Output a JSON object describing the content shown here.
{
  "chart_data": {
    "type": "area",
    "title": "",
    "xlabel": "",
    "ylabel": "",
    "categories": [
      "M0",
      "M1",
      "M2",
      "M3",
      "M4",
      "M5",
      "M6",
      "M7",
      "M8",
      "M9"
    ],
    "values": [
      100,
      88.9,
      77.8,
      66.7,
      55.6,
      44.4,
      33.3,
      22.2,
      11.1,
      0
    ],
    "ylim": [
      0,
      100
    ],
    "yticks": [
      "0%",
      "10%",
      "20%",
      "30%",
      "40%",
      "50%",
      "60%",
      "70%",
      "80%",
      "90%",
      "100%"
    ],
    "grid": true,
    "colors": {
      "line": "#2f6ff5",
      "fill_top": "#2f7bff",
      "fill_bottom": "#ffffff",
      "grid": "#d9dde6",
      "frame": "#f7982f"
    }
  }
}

********************

> **Job**:
Quote the entire listing above exactly.

> **Reply**:
Output a JSON object describing the content shown here.
{
  "chart_data": {
    "type": "area",
    "title": "",
    "xlabel": "",
    "ylabel": "",
    "categories": [
      "M0",
      "M1",
      "M2",
      "M3",
      "M4",
      "M5",
      "M6",
      "M7",
      "M8",
      "M9"
    ],
    "values": [
      100,
      88.9,
      77.8,
      66.7,
      55.6,
      44.4,
      33.3,
      22.2,
      11.1,
      0
    ],
    "ylim": [
      0,
      100
    ],
    "yticks": [
      "0%",
      "10%",
      "20%",
      "30%",
      "40%",
      "50%",
      "60%",
      "70%",
      "80%",
      "90%",
      "100%"
    ],
    "grid": true,
    "colors": {
      "line": "#2f6ff5",
      "fill_top": "#2f7bff",
      "fill_bottom": "#ffffff",
      "grid": "#d9dde6",
      "frame": "#f7982f"
    }
  }
}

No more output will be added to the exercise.